▶ [Your goal]:
Go through the records and extract every line with the word "TERM".

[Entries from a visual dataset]
>> begin

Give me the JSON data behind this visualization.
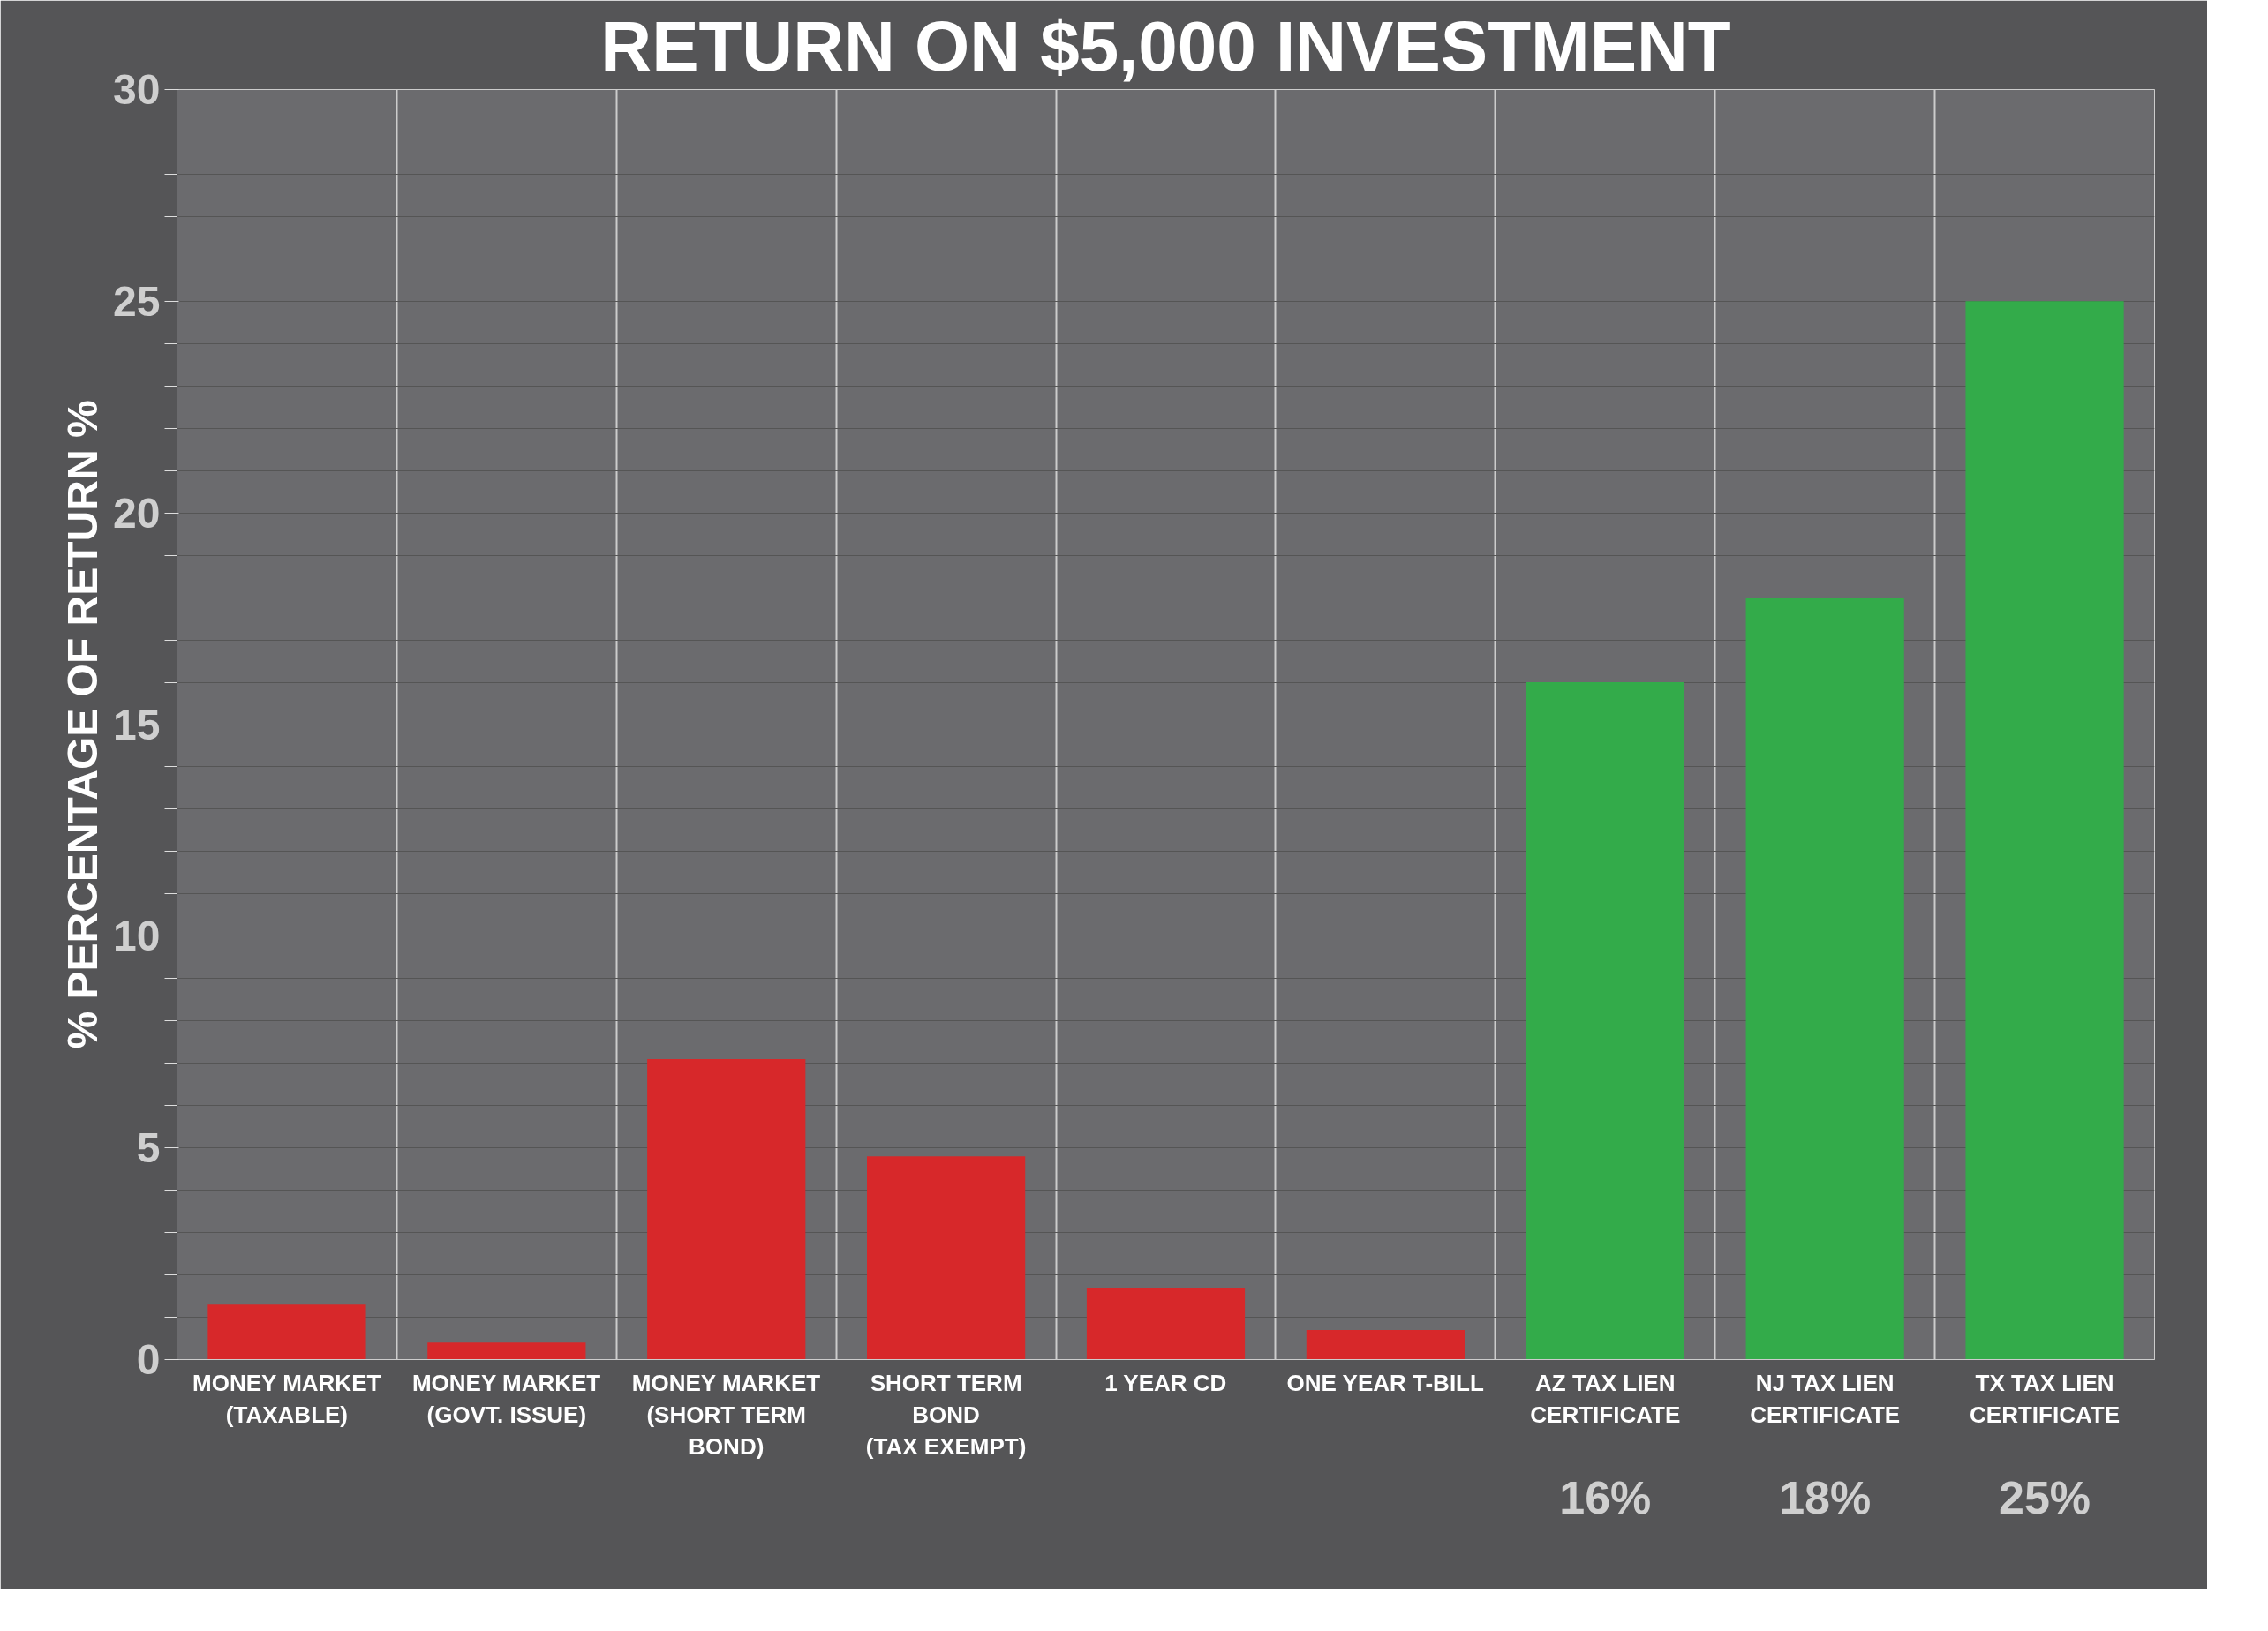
{
  "chart_data": {
    "type": "bar",
    "title": "RETURN ON $5,000 INVESTMENT",
    "ylabel": "% PERCENTAGE OF RETURN %",
    "categories": [
      "MONEY MARKET\n(TAXABLE)",
      "MONEY MARKET\n(GOVT. ISSUE)",
      "MONEY MARKET\n(SHORT TERM\nBOND)",
      "SHORT TERM\nBOND\n(TAX EXEMPT)",
      "1 YEAR CD",
      "ONE YEAR T-BILL",
      "AZ TAX LIEN\nCERTIFICATE",
      "NJ TAX LIEN\nCERTIFICATE",
      "TX TAX LIEN\nCERTIFICATE"
    ],
    "values": [
      1.3,
      0.4,
      7.1,
      4.8,
      1.7,
      0.7,
      16,
      18,
      25
    ],
    "colors": [
      "#d7282a",
      "#d7282a",
      "#d7282a",
      "#d7282a",
      "#d7282a",
      "#d7282a",
      "#33ab4a",
      "#33ab4a",
      "#33ab4a"
    ],
    "value_labels": [
      null,
      null,
      null,
      null,
      null,
      null,
      "16%",
      "18%",
      "25%"
    ],
    "ylim": [
      0,
      30
    ],
    "yticks": [
      0,
      {
        "value": 1,
        "label": null
      },
      {
        "value": 2,
        "label": null
      },
      {
        "value": 3,
        "label": null
      },
      {
        "value": 4,
        "label": null
      },
      5,
      {
        "value": 6,
        "label": null
      },
      {
        "value": 7,
        "label": null
      },
      {
        "value": 8,
        "label": null
      },
      {
        "value": 9,
        "label": null
      },
      10,
      {
        "value": 11,
        "label": null
      },
      {
        "value": 12,
        "label": null
      },
      {
        "value": 13,
        "label": null
      },
      {
        "value": 14,
        "label": null
      },
      15,
      {
        "value": 16,
        "label": null
      },
      {
        "value": 17,
        "label": null
      },
      {
        "value": 18,
        "label": null
      },
      {
        "value": 19,
        "label": null
      },
      20,
      {
        "value": 21,
        "label": null
      },
      {
        "value": 22,
        "label": null
      },
      {
        "value": 23,
        "label": null
      },
      {
        "value": 24,
        "label": null
      },
      25,
      {
        "value": 26,
        "label": null
      },
      {
        "value": 27,
        "label": null
      },
      {
        "value": 28,
        "label": null
      },
      {
        "value": 29,
        "label": null
      },
      30
    ],
    "grid": true
  }
}
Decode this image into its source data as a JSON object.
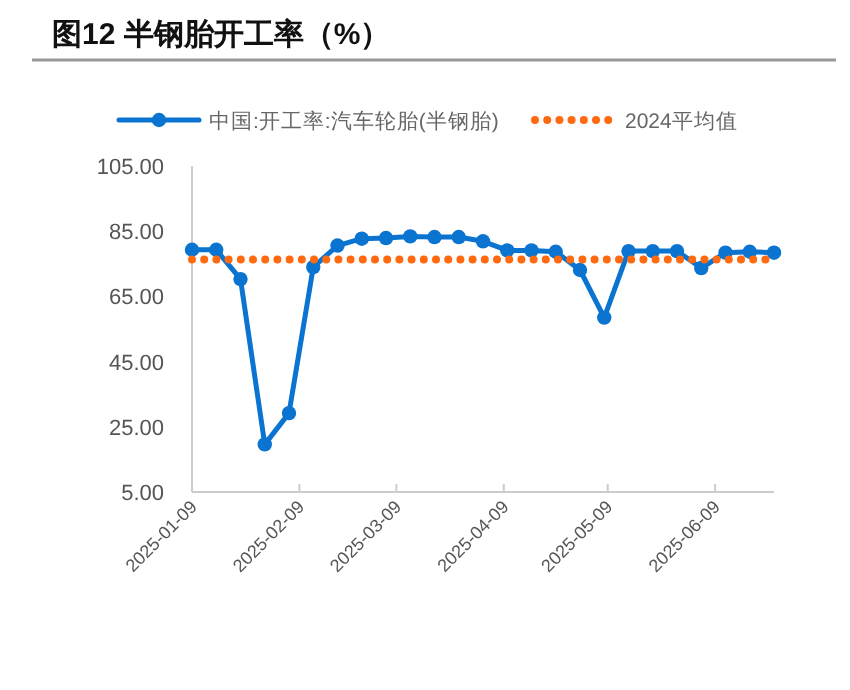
{
  "chart_data": {
    "type": "line",
    "title": "图12 半钢胎开工率（%）",
    "x": [
      "2025-01-09",
      "2025-01-16",
      "2025-01-23",
      "2025-01-30",
      "2025-02-06",
      "2025-02-13",
      "2025-02-20",
      "2025-02-27",
      "2025-03-06",
      "2025-03-13",
      "2025-03-20",
      "2025-03-27",
      "2025-04-03",
      "2025-04-10",
      "2025-04-17",
      "2025-04-24",
      "2025-05-01",
      "2025-05-08",
      "2025-05-15",
      "2025-05-22",
      "2025-05-29",
      "2025-06-05",
      "2025-06-12",
      "2025-06-19",
      "2025-06-26"
    ],
    "series": [
      {
        "name": "中国:开工率:汽车轮胎(半钢胎)",
        "color": "#0a74d0",
        "marker": "circle",
        "line_style": "solid",
        "values": [
          79.3,
          79.3,
          70.3,
          19.6,
          29.2,
          74.0,
          80.6,
          82.7,
          82.9,
          83.4,
          83.2,
          83.2,
          81.9,
          79.1,
          79.1,
          78.7,
          73.1,
          58.5,
          78.9,
          78.9,
          78.9,
          73.7,
          78.4,
          78.7,
          78.4
        ]
      },
      {
        "name": "2024平均值",
        "color": "#ff6a10",
        "marker": "none",
        "line_style": "dotted",
        "values": [
          76.3,
          76.3,
          76.3,
          76.3,
          76.3,
          76.3,
          76.3,
          76.3,
          76.3,
          76.3,
          76.3,
          76.3,
          76.3,
          76.3,
          76.3,
          76.3,
          76.3,
          76.3,
          76.3,
          76.3,
          76.3,
          76.3,
          76.3,
          76.3,
          76.3
        ]
      }
    ],
    "xlim": [
      "2025-01-09",
      "2025-06-26"
    ],
    "xticks": [
      {
        "value": "2025-01-09",
        "label": "2025-01-09"
      },
      {
        "value": "2025-02-09",
        "label": "2025-02-09"
      },
      {
        "value": "2025-03-09",
        "label": "2025-03-09"
      },
      {
        "value": "2025-04-09",
        "label": "2025-04-09"
      },
      {
        "value": "2025-05-09",
        "label": "2025-05-09"
      },
      {
        "value": "2025-06-09",
        "label": "2025-06-09"
      }
    ],
    "ylim": [
      5,
      105
    ],
    "yticks": [
      {
        "value": 5,
        "label": "5.00"
      },
      {
        "value": 25,
        "label": "25.00"
      },
      {
        "value": 45,
        "label": "45.00"
      },
      {
        "value": 65,
        "label": "65.00"
      },
      {
        "value": 85,
        "label": "85.00"
      },
      {
        "value": 105,
        "label": "105.00"
      }
    ],
    "grid": false,
    "legend": "top"
  }
}
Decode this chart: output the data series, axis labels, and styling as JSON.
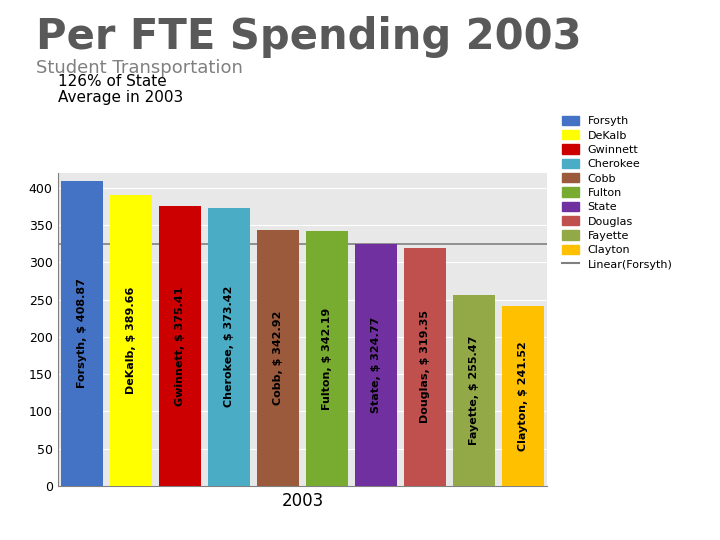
{
  "title": "Per FTE Spending 2003",
  "subtitle": "Student Transportation",
  "annotation_line1": "126% of State",
  "annotation_line2": "Average in 2003",
  "xlabel": "2003",
  "ylim": [
    0,
    420
  ],
  "yticks": [
    0,
    50,
    100,
    150,
    200,
    250,
    300,
    350,
    400
  ],
  "categories": [
    "Forsyth",
    "DeKalb",
    "Gwinnett",
    "Cherokee",
    "Cobb",
    "Fulton",
    "State",
    "Douglas",
    "Fayette",
    "Clayton"
  ],
  "values": [
    408.87,
    389.66,
    375.41,
    373.42,
    342.92,
    342.19,
    324.77,
    319.35,
    255.47,
    241.52
  ],
  "bar_labels": [
    "Forsyth, $ 408.87",
    "DeKalb, $ 389.66",
    "Gwinnett, $ 375.41",
    "Cherokee, $ 373.42",
    "Cobb, $ 342.92",
    "Fulton, $ 342.19",
    "State, $ 324.77",
    "Douglas, $ 319.35",
    "Fayette, $ 255.47",
    "Clayton, $ 241.52"
  ],
  "bar_colors": [
    "#4472C4",
    "#FFFF00",
    "#CC0000",
    "#4BACC6",
    "#9B5A3C",
    "#77AC30",
    "#7030A0",
    "#C0504D",
    "#93A847",
    "#FFC000"
  ],
  "legend_labels": [
    "Forsyth",
    "DeKalb",
    "Gwinnett",
    "Cherokee",
    "Cobb",
    "Fulton",
    "State",
    "Douglas",
    "Fayette",
    "Clayton",
    "Linear(Forsyth)"
  ],
  "reference_line_value": 324.77,
  "fig_bg": "#FFFFFF",
  "ax_bg": "#E8E8E8",
  "title_color": "#595959",
  "subtitle_color": "#808080",
  "title_fontsize": 30,
  "subtitle_fontsize": 13,
  "annotation_fontsize": 11,
  "bar_label_fontsize": 8,
  "xlabel_fontsize": 12,
  "ytick_fontsize": 9,
  "legend_fontsize": 8
}
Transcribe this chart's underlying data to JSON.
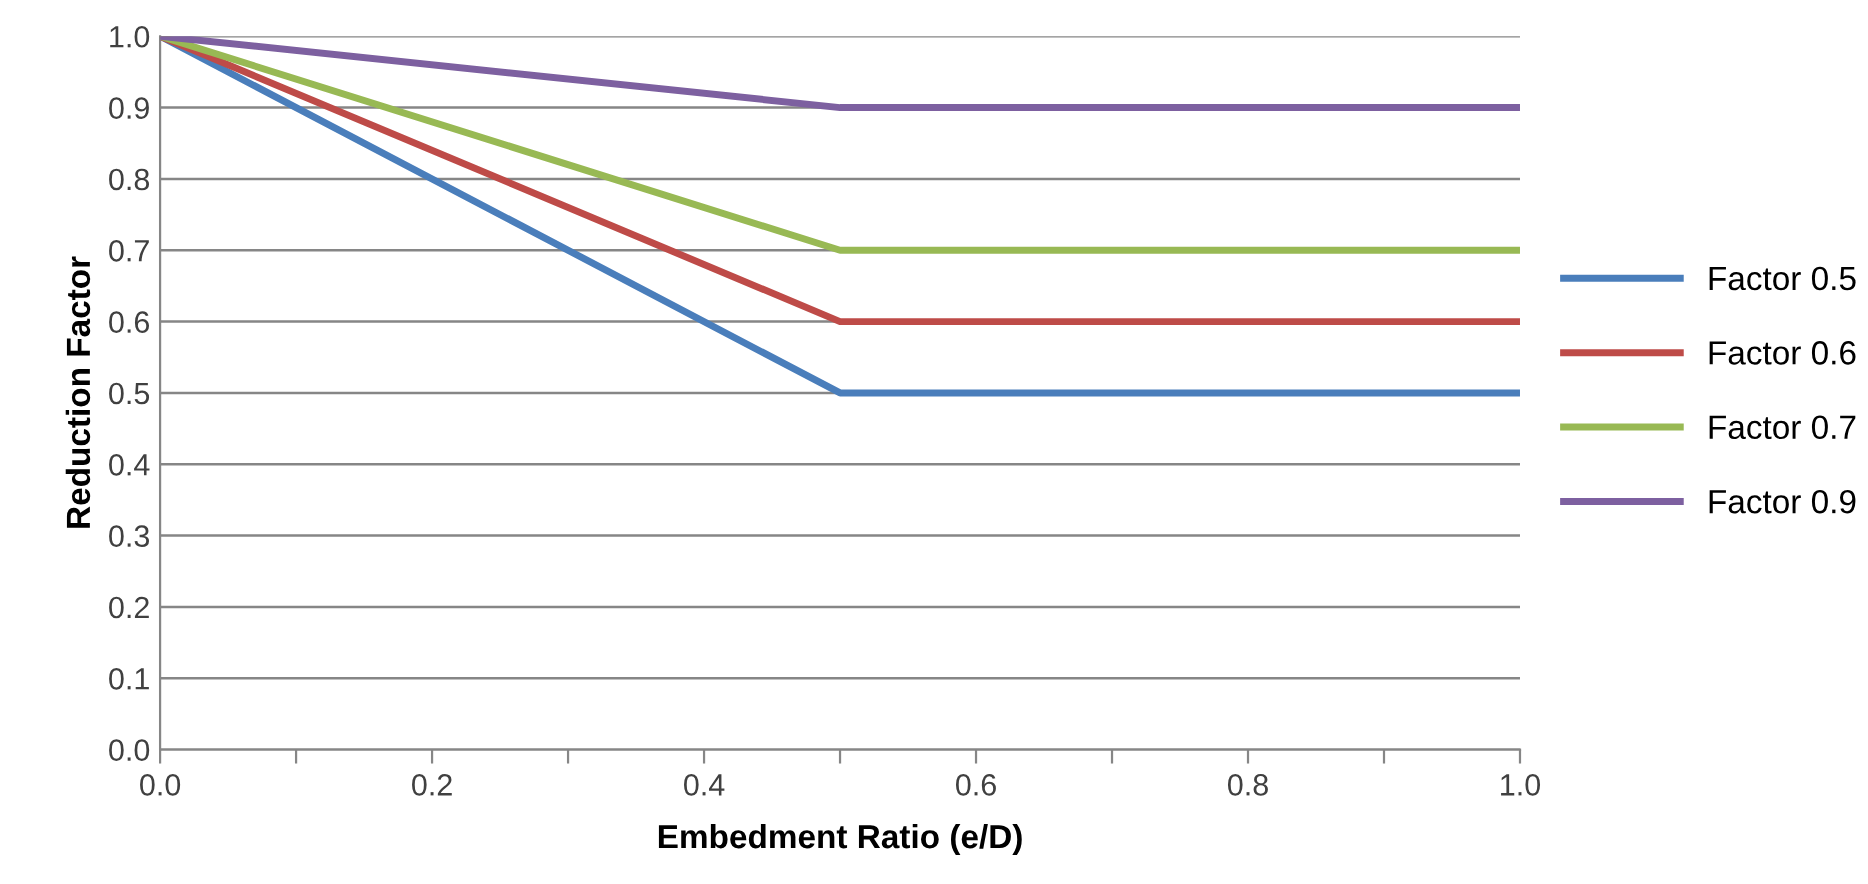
{
  "chart_data": {
    "type": "line",
    "xlabel": "Embedment Ratio (e/D)",
    "ylabel": "Reduction Factor",
    "xlim": [
      0.0,
      1.0
    ],
    "ylim": [
      0.0,
      1.0
    ],
    "xticks": [
      {
        "value": 0.0,
        "label": "0.0"
      },
      {
        "value": 0.1,
        "label": null
      },
      {
        "value": 0.2,
        "label": "0.2"
      },
      {
        "value": 0.3,
        "label": null
      },
      {
        "value": 0.4,
        "label": "0.4"
      },
      {
        "value": 0.5,
        "label": null
      },
      {
        "value": 0.6,
        "label": "0.6"
      },
      {
        "value": 0.7,
        "label": null
      },
      {
        "value": 0.8,
        "label": "0.8"
      },
      {
        "value": 0.9,
        "label": null
      },
      {
        "value": 1.0,
        "label": "1.0"
      }
    ],
    "yticks": [
      {
        "value": 0.0,
        "label": "0.0"
      },
      {
        "value": 0.1,
        "label": "0.1"
      },
      {
        "value": 0.2,
        "label": "0.2"
      },
      {
        "value": 0.3,
        "label": "0.3"
      },
      {
        "value": 0.4,
        "label": "0.4"
      },
      {
        "value": 0.5,
        "label": "0.5"
      },
      {
        "value": 0.6,
        "label": "0.6"
      },
      {
        "value": 0.7,
        "label": "0.7"
      },
      {
        "value": 0.8,
        "label": "0.8"
      },
      {
        "value": 0.9,
        "label": "0.9"
      },
      {
        "value": 1.0,
        "label": "1.0"
      }
    ],
    "grid": "y",
    "legend": "right",
    "marker": "none",
    "line_style": "solid",
    "x": [
      0.0,
      0.5,
      1.0
    ],
    "series": [
      {
        "name": "Factor 0.5",
        "color": "#4a7ebb",
        "values": [
          1.0,
          0.5,
          0.5
        ]
      },
      {
        "name": "Factor 0.6",
        "color": "#be4b48",
        "values": [
          1.0,
          0.6,
          0.6
        ]
      },
      {
        "name": "Factor 0.7",
        "color": "#98b954",
        "values": [
          1.0,
          0.7,
          0.7
        ]
      },
      {
        "name": "Factor 0.9",
        "color": "#7d60a0",
        "values": [
          1.0,
          0.9,
          0.9
        ]
      }
    ]
  }
}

>> end

▶ [Final result]:
      "MONEY MARKET\n(SHORT TERM\nBOND)",
      "SHORT TERM\nBOND\n(TAX EXEMPT)",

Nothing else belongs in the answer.